Data excerpts
++++++++
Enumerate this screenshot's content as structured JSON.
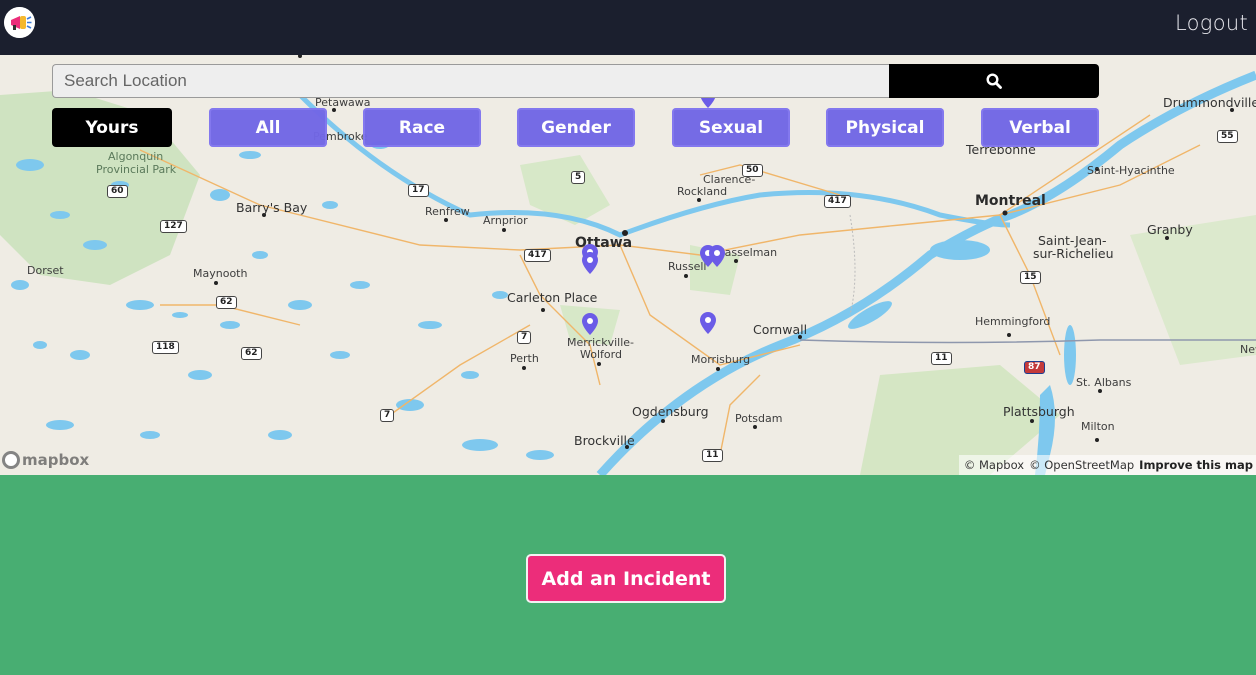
{
  "nav": {
    "logout_label": "Logout",
    "logo_icon": "megaphone-logo-icon"
  },
  "search": {
    "placeholder": "Search Location",
    "value": "",
    "button_icon": "search-icon"
  },
  "filters": [
    {
      "label": "Yours",
      "active": true
    },
    {
      "label": "All",
      "active": false
    },
    {
      "label": "Race",
      "active": false
    },
    {
      "label": "Gender",
      "active": false
    },
    {
      "label": "Sexual",
      "active": false
    },
    {
      "label": "Physical",
      "active": false
    },
    {
      "label": "Verbal",
      "active": false
    }
  ],
  "map": {
    "labels": {
      "montreal": "Montreal",
      "ottawa": "Ottawa",
      "drummondville": "Drummondville",
      "terrebonne": "Terrebonne",
      "saint_hyacinthe": "Saint-Hyacinthe",
      "granby": "Granby",
      "saint_jean": "Saint-Jean-",
      "sur_richelieu": "sur-Richelieu",
      "hemmingford": "Hemmingford",
      "st_albans": "St. Albans",
      "plattsburgh": "Plattsburgh",
      "milton": "Milton",
      "cornwall": "Cornwall",
      "morrisburg": "Morrisburg",
      "potsdam": "Potsdam",
      "ogdensburg": "Ogdensburg",
      "brockville": "Brockville",
      "merrickville": "Merrickville-",
      "wolford": "Wolford",
      "perth": "Perth",
      "carleton_place": "Carleton Place",
      "russell": "Russell",
      "casselman": "Casselman",
      "clarence": "Clarence-",
      "rockland": "Rockland",
      "arnprior": "Arnprior",
      "renfrew": "Renfrew",
      "barrys_bay": "Barry's Bay",
      "maynooth": "Maynooth",
      "dorset": "Dorset",
      "petawawa": "Petawawa",
      "pembroke": "Pembroke",
      "algonquin": "Algonquin",
      "provincial_park": "Provincial Park",
      "new": "New"
    },
    "shields": {
      "r55": "55",
      "r50": "50",
      "r417a": "417",
      "r417b": "417",
      "r5": "5",
      "r17": "17",
      "r60": "60",
      "r127": "127",
      "r62a": "62",
      "r62b": "62",
      "r118": "118",
      "r7a": "7",
      "r7b": "7",
      "r15": "15",
      "r11a": "11",
      "r11b": "11",
      "r87": "87"
    },
    "marker_color": "#6b5ce7",
    "logo_text": "mapbox",
    "attribution_mapbox": "© Mapbox",
    "attribution_osm": "© OpenStreetMap",
    "improve_link": "Improve this map"
  },
  "footer": {
    "add_incident_label": "Add an Incident",
    "background_color": "#48ae72",
    "button_color": "#ec2d7a"
  }
}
++++++++
Your goal —
Repeat the material above verbatim. Leave the pictures behind.

Answer in full —
Enumerate this screenshot's content as structured JSON.
{
  "nav": {
    "logout_label": "Logout",
    "logo_icon": "megaphone-logo-icon"
  },
  "search": {
    "placeholder": "Search Location",
    "value": "",
    "button_icon": "search-icon"
  },
  "filters": [
    {
      "label": "Yours",
      "active": true
    },
    {
      "label": "All",
      "active": false
    },
    {
      "label": "Race",
      "active": false
    },
    {
      "label": "Gender",
      "active": false
    },
    {
      "label": "Sexual",
      "active": false
    },
    {
      "label": "Physical",
      "active": false
    },
    {
      "label": "Verbal",
      "active": false
    }
  ],
  "map": {
    "labels": {
      "montreal": "Montreal",
      "ottawa": "Ottawa",
      "drummondville": "Drummondville",
      "terrebonne": "Terrebonne",
      "saint_hyacinthe": "Saint-Hyacinthe",
      "granby": "Granby",
      "saint_jean": "Saint-Jean-",
      "sur_richelieu": "sur-Richelieu",
      "hemmingford": "Hemmingford",
      "st_albans": "St. Albans",
      "plattsburgh": "Plattsburgh",
      "milton": "Milton",
      "cornwall": "Cornwall",
      "morrisburg": "Morrisburg",
      "potsdam": "Potsdam",
      "ogdensburg": "Ogdensburg",
      "brockville": "Brockville",
      "merrickville": "Merrickville-",
      "wolford": "Wolford",
      "perth": "Perth",
      "carleton_place": "Carleton Place",
      "russell": "Russell",
      "casselman": "Casselman",
      "clarence": "Clarence-",
      "rockland": "Rockland",
      "arnprior": "Arnprior",
      "renfrew": "Renfrew",
      "barrys_bay": "Barry's Bay",
      "maynooth": "Maynooth",
      "dorset": "Dorset",
      "petawawa": "Petawawa",
      "pembroke": "Pembroke",
      "algonquin": "Algonquin",
      "provincial_park": "Provincial Park",
      "new": "New"
    },
    "shields": {
      "r55": "55",
      "r50": "50",
      "r417a": "417",
      "r417b": "417",
      "r5": "5",
      "r17": "17",
      "r60": "60",
      "r127": "127",
      "r62a": "62",
      "r62b": "62",
      "r118": "118",
      "r7a": "7",
      "r7b": "7",
      "r15": "15",
      "r11a": "11",
      "r11b": "11",
      "r87": "87"
    },
    "marker_color": "#6b5ce7",
    "logo_text": "mapbox",
    "attribution_mapbox": "© Mapbox",
    "attribution_osm": "© OpenStreetMap",
    "improve_link": "Improve this map"
  },
  "footer": {
    "add_incident_label": "Add an Incident",
    "background_color": "#48ae72",
    "button_color": "#ec2d7a"
  }
}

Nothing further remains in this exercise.